- _Written task_:
Identify every line in the records below that contains the word "group", and copy each of those lines.

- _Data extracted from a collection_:
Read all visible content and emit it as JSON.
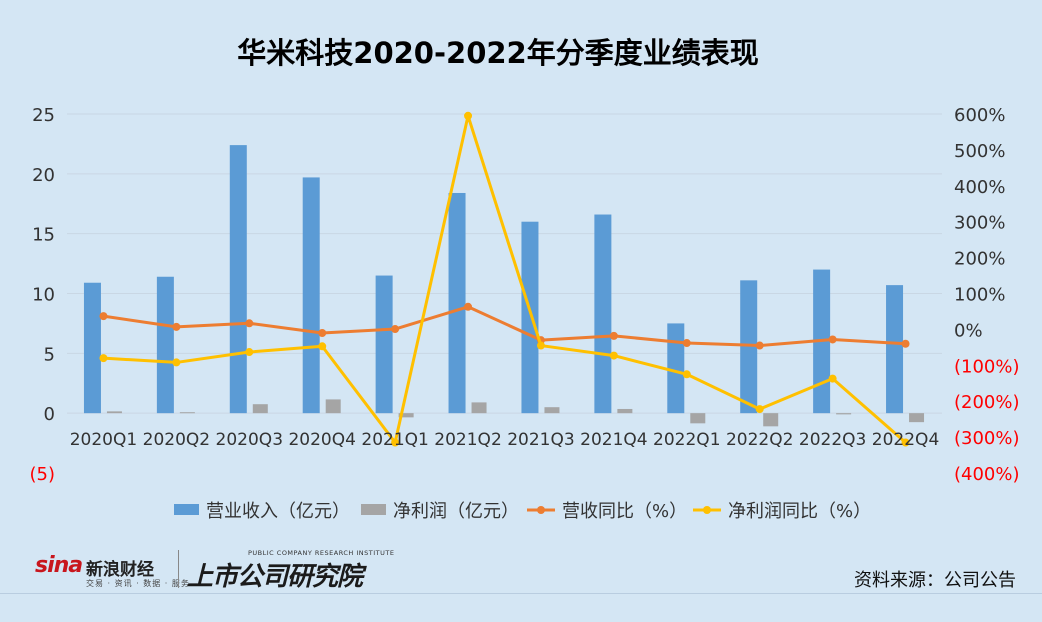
{
  "chart_data": {
    "type": "bar+line",
    "title": "华米科技2020-2022年分季度业绩表现",
    "categories": [
      "2020Q1",
      "2020Q2",
      "2020Q3",
      "2020Q4",
      "2021Q1",
      "2021Q2",
      "2021Q3",
      "2021Q4",
      "2022Q1",
      "2022Q2",
      "2022Q3",
      "2022Q4"
    ],
    "y_left": {
      "min": -5,
      "max": 25,
      "ticks": [
        -5,
        0,
        5,
        10,
        15,
        20,
        25
      ],
      "tick_labels": [
        "(5)",
        "0",
        "5",
        "10",
        "15",
        "20",
        "25"
      ]
    },
    "y_right": {
      "min": -400,
      "max": 600,
      "ticks": [
        -400,
        -300,
        -200,
        -100,
        0,
        100,
        200,
        300,
        400,
        500,
        600
      ],
      "tick_labels": [
        "(400%)",
        "(300%)",
        "(200%)",
        "(100%)",
        "0%",
        "100%",
        "200%",
        "300%",
        "400%",
        "500%",
        "600%"
      ]
    },
    "series": [
      {
        "name": "营业收入（亿元）",
        "kind": "bar",
        "axis": "left",
        "color": "#5b9bd5",
        "values": [
          10.9,
          11.4,
          22.4,
          19.7,
          11.5,
          18.4,
          16.0,
          16.6,
          7.5,
          11.1,
          12.0,
          10.7
        ]
      },
      {
        "name": "净利润（亿元）",
        "kind": "bar",
        "axis": "left",
        "color": "#a5a5a5",
        "values": [
          0.15,
          0.08,
          0.75,
          1.15,
          -0.35,
          0.9,
          0.5,
          0.35,
          -0.85,
          -1.1,
          -0.1,
          -0.75
        ]
      },
      {
        "name": "营收同比（%）",
        "kind": "line",
        "axis": "right",
        "color": "#ed7d31",
        "values": [
          37,
          7,
          17,
          -10,
          1,
          63,
          -30,
          -18,
          -38,
          -45,
          -28,
          -40
        ]
      },
      {
        "name": "净利润同比（%）",
        "kind": "line",
        "axis": "right",
        "color": "#ffc000",
        "values": [
          -80,
          -92,
          -63,
          -47,
          -315,
          595,
          -45,
          -73,
          -125,
          -222,
          -137,
          -315
        ]
      }
    ],
    "legend_position": "bottom",
    "grid": true
  },
  "colors": {
    "negative_tick": "#ff0000",
    "gridline": "#c9d7e4"
  },
  "footer": {
    "brand_sina": "sina",
    "brand_sina_cn": "新浪财经",
    "brand_sina_sub": "交易 · 资讯 · 数据 · 服务",
    "brand_inst": "上市公司研究院",
    "brand_inst_en": "PUBLIC COMPANY RESEARCH INSTITUTE",
    "source": "资料来源：公司公告"
  }
}
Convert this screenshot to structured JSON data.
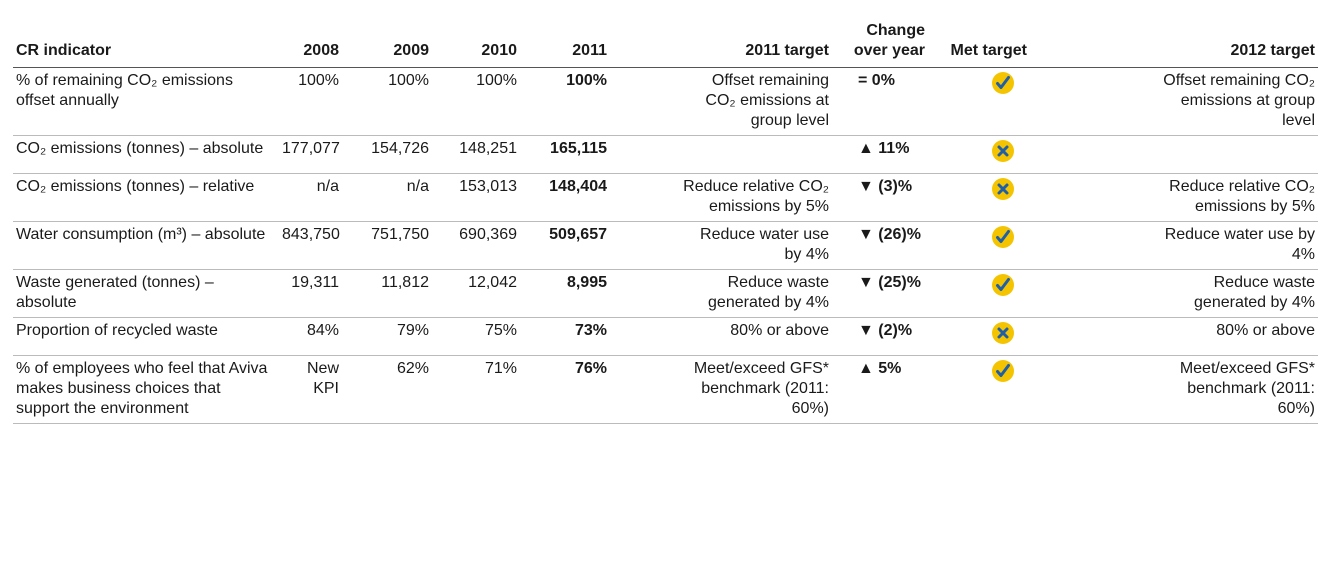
{
  "table": {
    "header": [
      "CR indicator",
      "2008",
      "2009",
      "2010",
      "2011",
      "2011 target",
      "Change over year",
      "Met target",
      "2012 target"
    ],
    "rows": [
      {
        "indicator": "% of remaining CO₂ emissions offset annually",
        "values": [
          "100%",
          "100%",
          "100%",
          "100%"
        ],
        "target_2011": "Offset remaining CO₂ emissions at group level",
        "change": "= 0%",
        "met": true,
        "target_2012": "Offset remaining CO₂ emissions at group level"
      },
      {
        "indicator": "CO₂ emissions (tonnes) – absolute",
        "values": [
          "177,077",
          "154,726",
          "148,251",
          "165,115"
        ],
        "target_2011": null,
        "change": "▲ 11%",
        "met": false,
        "target_2012": null
      },
      {
        "indicator": "CO₂ emissions (tonnes) – relative",
        "values": [
          "n/a",
          "n/a",
          "153,013",
          "148,404"
        ],
        "target_2011": "Reduce relative CO₂ emissions by 5%",
        "change": "▼ (3)%",
        "met": false,
        "target_2012": "Reduce relative CO₂ emissions by 5%"
      },
      {
        "indicator": "Water consumption (m³) – absolute",
        "values": [
          "843,750",
          "751,750",
          "690,369",
          "509,657"
        ],
        "target_2011": "Reduce water use by 4%",
        "change": "▼ (26)%",
        "met": true,
        "target_2012": "Reduce water use by 4%"
      },
      {
        "indicator": "Waste generated (tonnes) – absolute",
        "values": [
          "19,311",
          "11,812",
          "12,042",
          "8,995"
        ],
        "target_2011": "Reduce waste generated by 4%",
        "change": "▼ (25)%",
        "met": true,
        "target_2012": "Reduce waste generated by 4%"
      },
      {
        "indicator": "Proportion of recycled waste",
        "values": [
          "84%",
          "79%",
          "75%",
          "73%"
        ],
        "target_2011": "80% or above",
        "change": "▼ (2)%",
        "met": false,
        "target_2012": "80% or above"
      },
      {
        "indicator": "% of employees who feel that Aviva makes business choices that support the environment",
        "values": [
          "New KPI",
          "62%",
          "71%",
          "76%"
        ],
        "target_2011": "Meet/exceed GFS* benchmark (2011: 60%)",
        "change": "▲ 5%",
        "met": true,
        "target_2012": "Meet/exceed GFS* benchmark (2011: 60%)"
      }
    ]
  }
}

- _Exercise output_:
        "target_2011": "Offset remaining CO₂ emissions at group level",
        "target_2012": "Offset remaining CO₂ emissions at group level"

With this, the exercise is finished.